** begin **

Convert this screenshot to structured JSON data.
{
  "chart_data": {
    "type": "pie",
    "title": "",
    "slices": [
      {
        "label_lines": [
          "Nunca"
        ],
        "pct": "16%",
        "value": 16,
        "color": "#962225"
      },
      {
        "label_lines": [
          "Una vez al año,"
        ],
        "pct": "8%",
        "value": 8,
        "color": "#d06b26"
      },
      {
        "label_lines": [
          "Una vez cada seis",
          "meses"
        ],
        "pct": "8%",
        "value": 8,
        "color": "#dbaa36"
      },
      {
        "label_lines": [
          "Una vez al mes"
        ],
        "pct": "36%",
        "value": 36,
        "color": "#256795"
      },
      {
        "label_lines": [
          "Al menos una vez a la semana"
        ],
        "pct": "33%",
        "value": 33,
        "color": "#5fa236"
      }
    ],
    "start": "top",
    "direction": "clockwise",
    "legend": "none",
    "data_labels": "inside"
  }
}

** end **
** begin **

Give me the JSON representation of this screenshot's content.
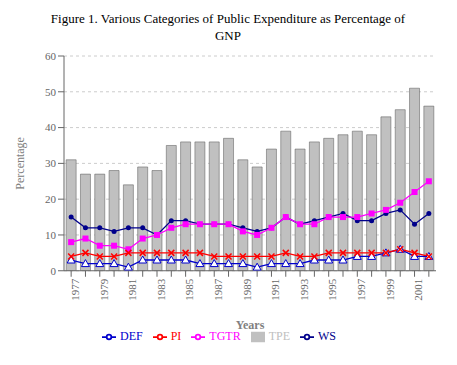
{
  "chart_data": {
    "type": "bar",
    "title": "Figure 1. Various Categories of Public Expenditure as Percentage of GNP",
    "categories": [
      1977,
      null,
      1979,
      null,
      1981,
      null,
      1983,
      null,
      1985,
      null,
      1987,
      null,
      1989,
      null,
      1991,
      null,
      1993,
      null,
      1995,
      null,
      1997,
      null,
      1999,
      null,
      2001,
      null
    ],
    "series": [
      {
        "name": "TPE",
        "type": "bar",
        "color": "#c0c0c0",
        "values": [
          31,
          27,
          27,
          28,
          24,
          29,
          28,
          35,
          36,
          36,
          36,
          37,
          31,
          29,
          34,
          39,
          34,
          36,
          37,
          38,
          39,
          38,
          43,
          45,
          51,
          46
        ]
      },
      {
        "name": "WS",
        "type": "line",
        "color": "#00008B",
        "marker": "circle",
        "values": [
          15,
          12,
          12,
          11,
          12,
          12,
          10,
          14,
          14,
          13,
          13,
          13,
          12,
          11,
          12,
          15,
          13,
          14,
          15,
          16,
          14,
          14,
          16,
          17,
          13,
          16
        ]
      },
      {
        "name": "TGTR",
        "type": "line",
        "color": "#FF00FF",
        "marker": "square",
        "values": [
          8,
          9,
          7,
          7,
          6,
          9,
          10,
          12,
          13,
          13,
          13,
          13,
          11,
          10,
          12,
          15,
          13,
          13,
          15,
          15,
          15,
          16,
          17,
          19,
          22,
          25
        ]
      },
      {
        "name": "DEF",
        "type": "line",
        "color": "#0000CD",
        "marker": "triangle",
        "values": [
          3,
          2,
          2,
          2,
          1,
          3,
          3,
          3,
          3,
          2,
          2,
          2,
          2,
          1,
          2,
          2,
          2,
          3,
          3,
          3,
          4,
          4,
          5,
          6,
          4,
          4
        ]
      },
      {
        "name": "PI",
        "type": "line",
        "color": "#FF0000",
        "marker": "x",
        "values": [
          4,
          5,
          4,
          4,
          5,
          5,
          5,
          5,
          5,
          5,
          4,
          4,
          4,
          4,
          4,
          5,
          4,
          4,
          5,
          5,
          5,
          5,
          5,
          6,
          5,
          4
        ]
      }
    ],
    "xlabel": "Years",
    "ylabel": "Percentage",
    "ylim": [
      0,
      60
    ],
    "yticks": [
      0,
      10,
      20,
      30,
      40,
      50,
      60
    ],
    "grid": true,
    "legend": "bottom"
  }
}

** end **
** begin **

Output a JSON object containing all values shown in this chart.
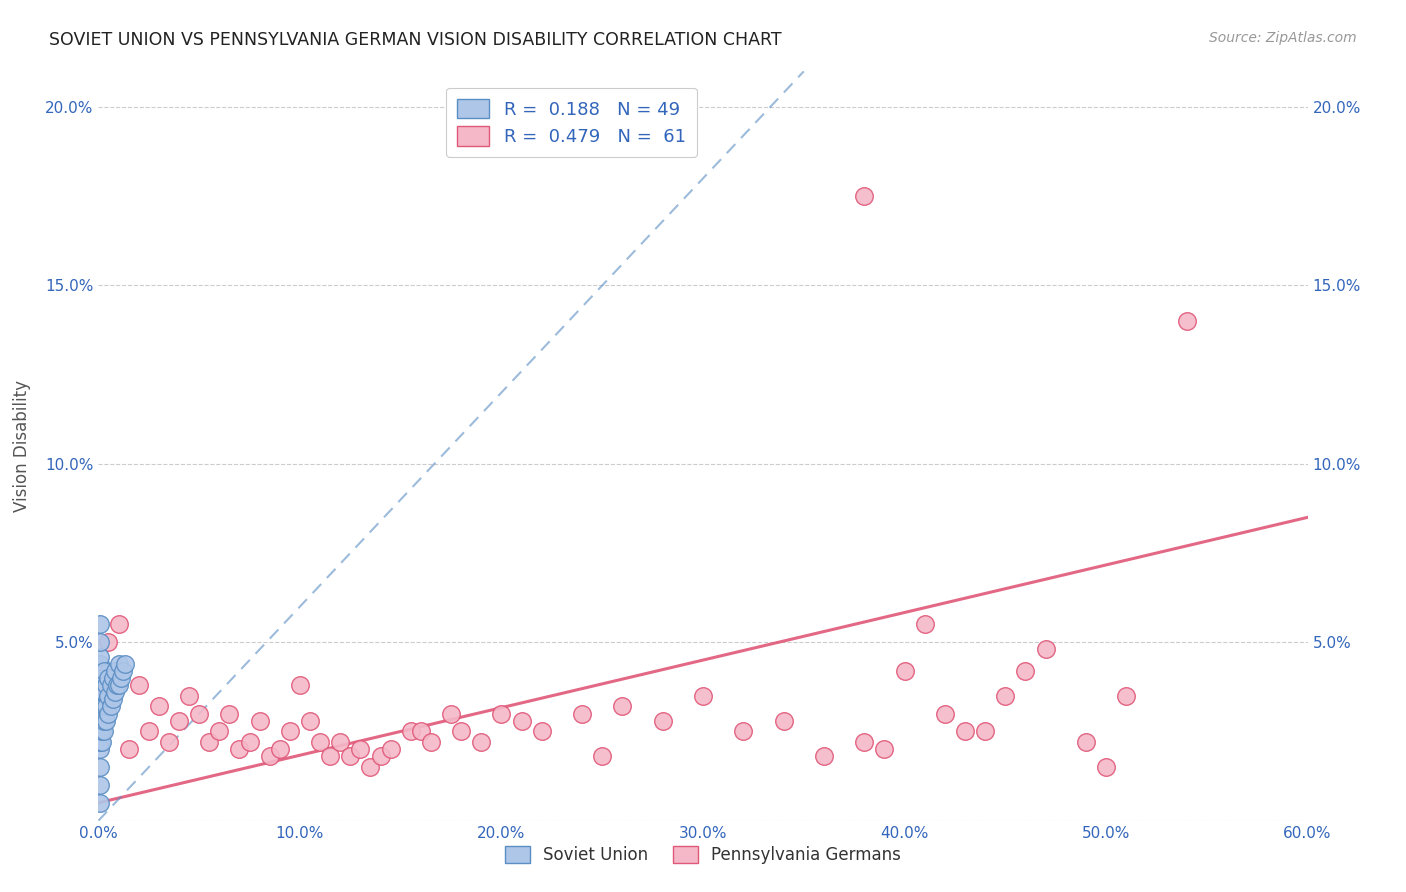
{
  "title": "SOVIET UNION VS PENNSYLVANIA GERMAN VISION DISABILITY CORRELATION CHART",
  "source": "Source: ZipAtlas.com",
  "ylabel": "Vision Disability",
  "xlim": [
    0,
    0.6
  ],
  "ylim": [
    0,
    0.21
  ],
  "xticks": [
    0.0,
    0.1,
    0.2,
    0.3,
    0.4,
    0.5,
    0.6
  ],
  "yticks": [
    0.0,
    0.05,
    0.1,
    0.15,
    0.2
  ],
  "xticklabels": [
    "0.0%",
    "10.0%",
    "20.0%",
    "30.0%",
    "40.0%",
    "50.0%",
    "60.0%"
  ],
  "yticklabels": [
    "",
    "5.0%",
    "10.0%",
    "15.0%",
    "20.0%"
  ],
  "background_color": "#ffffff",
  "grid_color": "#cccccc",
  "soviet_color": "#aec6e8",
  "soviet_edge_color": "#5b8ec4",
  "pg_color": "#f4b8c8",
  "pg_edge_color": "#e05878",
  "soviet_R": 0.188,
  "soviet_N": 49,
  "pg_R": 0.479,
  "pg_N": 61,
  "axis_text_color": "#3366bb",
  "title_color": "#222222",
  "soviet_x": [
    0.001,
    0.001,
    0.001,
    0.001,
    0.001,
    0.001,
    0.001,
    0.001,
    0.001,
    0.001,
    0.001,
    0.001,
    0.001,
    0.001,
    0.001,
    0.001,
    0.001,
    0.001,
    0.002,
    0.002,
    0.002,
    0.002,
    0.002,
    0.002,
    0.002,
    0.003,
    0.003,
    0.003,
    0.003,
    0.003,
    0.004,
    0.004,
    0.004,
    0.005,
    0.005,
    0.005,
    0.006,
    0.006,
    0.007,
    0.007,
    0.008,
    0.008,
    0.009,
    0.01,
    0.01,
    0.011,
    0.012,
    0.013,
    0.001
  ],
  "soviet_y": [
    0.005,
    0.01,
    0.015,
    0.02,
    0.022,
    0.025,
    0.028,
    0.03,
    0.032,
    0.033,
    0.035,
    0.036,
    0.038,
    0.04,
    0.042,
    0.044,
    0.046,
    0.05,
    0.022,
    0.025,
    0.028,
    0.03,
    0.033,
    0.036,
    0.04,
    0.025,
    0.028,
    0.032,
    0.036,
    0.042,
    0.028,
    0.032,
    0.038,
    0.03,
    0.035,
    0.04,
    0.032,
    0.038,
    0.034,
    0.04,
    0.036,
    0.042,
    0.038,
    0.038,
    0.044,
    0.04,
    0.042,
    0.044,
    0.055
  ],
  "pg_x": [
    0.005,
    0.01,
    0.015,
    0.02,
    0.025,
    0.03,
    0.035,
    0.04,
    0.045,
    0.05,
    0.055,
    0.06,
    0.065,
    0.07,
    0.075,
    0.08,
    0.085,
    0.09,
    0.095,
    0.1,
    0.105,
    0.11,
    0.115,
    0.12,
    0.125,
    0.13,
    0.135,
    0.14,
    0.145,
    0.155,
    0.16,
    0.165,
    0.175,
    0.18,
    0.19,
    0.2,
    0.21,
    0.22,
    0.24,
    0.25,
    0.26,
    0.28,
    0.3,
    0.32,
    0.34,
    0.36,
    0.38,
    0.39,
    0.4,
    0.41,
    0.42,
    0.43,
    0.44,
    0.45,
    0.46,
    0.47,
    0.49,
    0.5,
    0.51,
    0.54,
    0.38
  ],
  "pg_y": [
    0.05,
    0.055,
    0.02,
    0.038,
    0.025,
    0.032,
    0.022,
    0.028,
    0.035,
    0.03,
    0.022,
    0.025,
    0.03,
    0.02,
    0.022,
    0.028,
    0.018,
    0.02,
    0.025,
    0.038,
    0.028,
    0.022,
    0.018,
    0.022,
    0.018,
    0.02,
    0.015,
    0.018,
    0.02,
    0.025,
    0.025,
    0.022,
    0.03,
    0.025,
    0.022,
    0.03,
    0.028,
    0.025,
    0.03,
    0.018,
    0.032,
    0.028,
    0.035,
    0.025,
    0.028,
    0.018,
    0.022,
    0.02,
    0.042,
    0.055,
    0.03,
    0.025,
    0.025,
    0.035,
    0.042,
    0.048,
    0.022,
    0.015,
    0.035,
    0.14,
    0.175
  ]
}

** end **

■ PROBLEM STATEMENT: Collect each line containing the string "marker".

■ RESULT:
        "marker": "circle",
        "marker": "square",
        "marker": "triangle",
        "marker": "x",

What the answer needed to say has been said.